Type out every line below exactly as it reads.

## Dataset rows about figures:
====

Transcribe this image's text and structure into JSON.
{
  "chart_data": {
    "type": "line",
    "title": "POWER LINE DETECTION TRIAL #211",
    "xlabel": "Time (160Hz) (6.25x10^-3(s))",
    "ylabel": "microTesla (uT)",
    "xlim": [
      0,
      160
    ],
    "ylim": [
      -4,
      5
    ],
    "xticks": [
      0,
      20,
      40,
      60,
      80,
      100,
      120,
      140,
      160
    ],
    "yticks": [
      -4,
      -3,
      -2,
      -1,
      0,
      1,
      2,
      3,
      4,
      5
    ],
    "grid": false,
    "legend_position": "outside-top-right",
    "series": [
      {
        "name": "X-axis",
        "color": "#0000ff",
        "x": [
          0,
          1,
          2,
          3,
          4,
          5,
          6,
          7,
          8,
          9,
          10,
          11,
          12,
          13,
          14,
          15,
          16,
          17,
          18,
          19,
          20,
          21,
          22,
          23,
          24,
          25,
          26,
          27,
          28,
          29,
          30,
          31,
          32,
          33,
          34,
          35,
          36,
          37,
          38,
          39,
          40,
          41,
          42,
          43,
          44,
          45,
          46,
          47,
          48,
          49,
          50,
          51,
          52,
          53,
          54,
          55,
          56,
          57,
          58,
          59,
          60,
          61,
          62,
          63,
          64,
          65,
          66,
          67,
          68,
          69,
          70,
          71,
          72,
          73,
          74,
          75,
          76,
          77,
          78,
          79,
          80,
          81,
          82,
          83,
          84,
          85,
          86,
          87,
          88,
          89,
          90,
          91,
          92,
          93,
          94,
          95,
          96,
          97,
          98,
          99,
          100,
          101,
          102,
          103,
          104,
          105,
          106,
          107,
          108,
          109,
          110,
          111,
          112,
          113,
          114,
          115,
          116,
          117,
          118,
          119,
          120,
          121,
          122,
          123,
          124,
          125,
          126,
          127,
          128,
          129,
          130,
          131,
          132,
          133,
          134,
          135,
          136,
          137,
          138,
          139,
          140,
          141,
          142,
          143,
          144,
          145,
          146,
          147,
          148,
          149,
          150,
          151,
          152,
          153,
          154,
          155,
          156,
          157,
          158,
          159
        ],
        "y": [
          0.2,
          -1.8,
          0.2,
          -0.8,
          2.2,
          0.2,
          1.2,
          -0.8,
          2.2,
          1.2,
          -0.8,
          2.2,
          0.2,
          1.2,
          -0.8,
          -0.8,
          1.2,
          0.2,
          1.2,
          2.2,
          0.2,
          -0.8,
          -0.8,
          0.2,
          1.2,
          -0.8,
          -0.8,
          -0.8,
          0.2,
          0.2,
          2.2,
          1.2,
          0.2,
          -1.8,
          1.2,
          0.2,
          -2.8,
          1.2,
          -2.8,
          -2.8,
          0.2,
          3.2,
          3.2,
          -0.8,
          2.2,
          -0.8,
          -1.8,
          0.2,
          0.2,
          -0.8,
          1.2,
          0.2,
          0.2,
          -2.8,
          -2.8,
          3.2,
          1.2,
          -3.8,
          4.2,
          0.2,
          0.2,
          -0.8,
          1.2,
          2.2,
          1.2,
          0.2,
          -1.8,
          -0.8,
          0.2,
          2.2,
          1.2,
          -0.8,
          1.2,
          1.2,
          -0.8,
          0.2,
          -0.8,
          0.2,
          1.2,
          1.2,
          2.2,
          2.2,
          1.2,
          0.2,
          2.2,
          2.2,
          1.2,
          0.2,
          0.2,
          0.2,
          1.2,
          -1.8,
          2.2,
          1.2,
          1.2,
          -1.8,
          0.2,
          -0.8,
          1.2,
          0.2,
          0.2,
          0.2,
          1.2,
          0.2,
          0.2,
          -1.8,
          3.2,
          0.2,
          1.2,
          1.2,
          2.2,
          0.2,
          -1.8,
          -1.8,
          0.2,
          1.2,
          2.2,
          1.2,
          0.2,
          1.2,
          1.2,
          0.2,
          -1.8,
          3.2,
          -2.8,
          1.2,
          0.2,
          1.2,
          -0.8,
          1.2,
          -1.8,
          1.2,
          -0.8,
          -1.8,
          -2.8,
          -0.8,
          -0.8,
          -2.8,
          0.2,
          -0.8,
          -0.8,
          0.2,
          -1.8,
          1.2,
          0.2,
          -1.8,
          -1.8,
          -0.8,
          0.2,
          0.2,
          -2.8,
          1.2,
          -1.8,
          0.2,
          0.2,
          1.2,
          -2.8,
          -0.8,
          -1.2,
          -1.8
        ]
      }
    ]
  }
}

====

## Reply to the task:
Transcribe this image's text and structure into JSON.
{
  "chart_data": {
    "type": "line",
    "title": "POWER LINE DETECTION TRIAL #211",
    "xlabel": "Time (160Hz) (6.25x10^-3(s))",
    "ylabel": "microTesla (uT)",
    "xlim": [
      0,
      160
    ],
    "ylim": [
      -4,
      5
    ],
    "xticks": [
      0,
      20,
      40,
      60,
      80,
      100,
      120,
      140,
      160
    ],
    "yticks": [
      -4,
      -3,
      -2,
      -1,
      0,
      1,
      2,
      3,
      4,
      5
    ],
    "grid": false,
    "legend_position": "outside-top-right",
    "series": [
      {
        "name": "X-axis",
        "color": "#0000ff",
        "x": [
          0,
          1,
          2,
          3,
          4,
          5,
          6,
          7,
          8,
          9,
          10,
          11,
          12,
          13,
          14,
          15,
          16,
          17,
          18,
          19,
          20,
          21,
          22,
          23,
          24,
          25,
          26,
          27,
          28,
          29,
          30,
          31,
          32,
          33,
          34,
          35,
          36,
          37,
          38,
          39,
          40,
          41,
          42,
          43,
          44,
          45,
          46,
          47,
          48,
          49,
          50,
          51,
          52,
          53,
          54,
          55,
          56,
          57,
          58,
          59,
          60,
          61,
          62,
          63,
          64,
          65,
          66,
          67,
          68,
          69,
          70,
          71,
          72,
          73,
          74,
          75,
          76,
          77,
          78,
          79,
          80,
          81,
          82,
          83,
          84,
          85,
          86,
          87,
          88,
          89,
          90,
          91,
          92,
          93,
          94,
          95,
          96,
          97,
          98,
          99,
          100,
          101,
          102,
          103,
          104,
          105,
          106,
          107,
          108,
          109,
          110,
          111,
          112,
          113,
          114,
          115,
          116,
          117,
          118,
          119,
          120,
          121,
          122,
          123,
          124,
          125,
          126,
          127,
          128,
          129,
          130,
          131,
          132,
          133,
          134,
          135,
          136,
          137,
          138,
          139,
          140,
          141,
          142,
          143,
          144,
          145,
          146,
          147,
          148,
          149,
          150,
          151,
          152,
          153,
          154,
          155,
          156,
          157,
          158,
          159
        ],
        "y": [
          0.2,
          -1.8,
          0.2,
          -0.8,
          2.2,
          0.2,
          1.2,
          -0.8,
          2.2,
          1.2,
          -0.8,
          2.2,
          0.2,
          1.2,
          -0.8,
          -0.8,
          1.2,
          0.2,
          1.2,
          2.2,
          0.2,
          -0.8,
          -0.8,
          0.2,
          1.2,
          -0.8,
          -0.8,
          -0.8,
          0.2,
          0.2,
          2.2,
          1.2,
          0.2,
          -1.8,
          1.2,
          0.2,
          -2.8,
          1.2,
          -2.8,
          -2.8,
          0.2,
          3.2,
          3.2,
          -0.8,
          2.2,
          -0.8,
          -1.8,
          0.2,
          0.2,
          -0.8,
          1.2,
          0.2,
          0.2,
          -2.8,
          -2.8,
          3.2,
          1.2,
          -3.8,
          4.2,
          0.2,
          0.2,
          -0.8,
          1.2,
          2.2,
          1.2,
          0.2,
          -1.8,
          -0.8,
          0.2,
          2.2,
          1.2,
          -0.8,
          1.2,
          1.2,
          -0.8,
          0.2,
          -0.8,
          0.2,
          1.2,
          1.2,
          2.2,
          2.2,
          1.2,
          0.2,
          2.2,
          2.2,
          1.2,
          0.2,
          0.2,
          0.2,
          1.2,
          -1.8,
          2.2,
          1.2,
          1.2,
          -1.8,
          0.2,
          -0.8,
          1.2,
          0.2,
          0.2,
          0.2,
          1.2,
          0.2,
          0.2,
          -1.8,
          3.2,
          0.2,
          1.2,
          1.2,
          2.2,
          0.2,
          -1.8,
          -1.8,
          0.2,
          1.2,
          2.2,
          1.2,
          0.2,
          1.2,
          1.2,
          0.2,
          -1.8,
          3.2,
          -2.8,
          1.2,
          0.2,
          1.2,
          -0.8,
          1.2,
          -1.8,
          1.2,
          -0.8,
          -1.8,
          -2.8,
          -0.8,
          -0.8,
          -2.8,
          0.2,
          -0.8,
          -0.8,
          0.2,
          -1.8,
          1.2,
          0.2,
          -1.8,
          -1.8,
          -0.8,
          0.2,
          0.2,
          -2.8,
          1.2,
          -1.8,
          0.2,
          0.2,
          1.2,
          -2.8,
          -0.8,
          -1.2,
          -1.8
        ]
      }
    ]
  }
}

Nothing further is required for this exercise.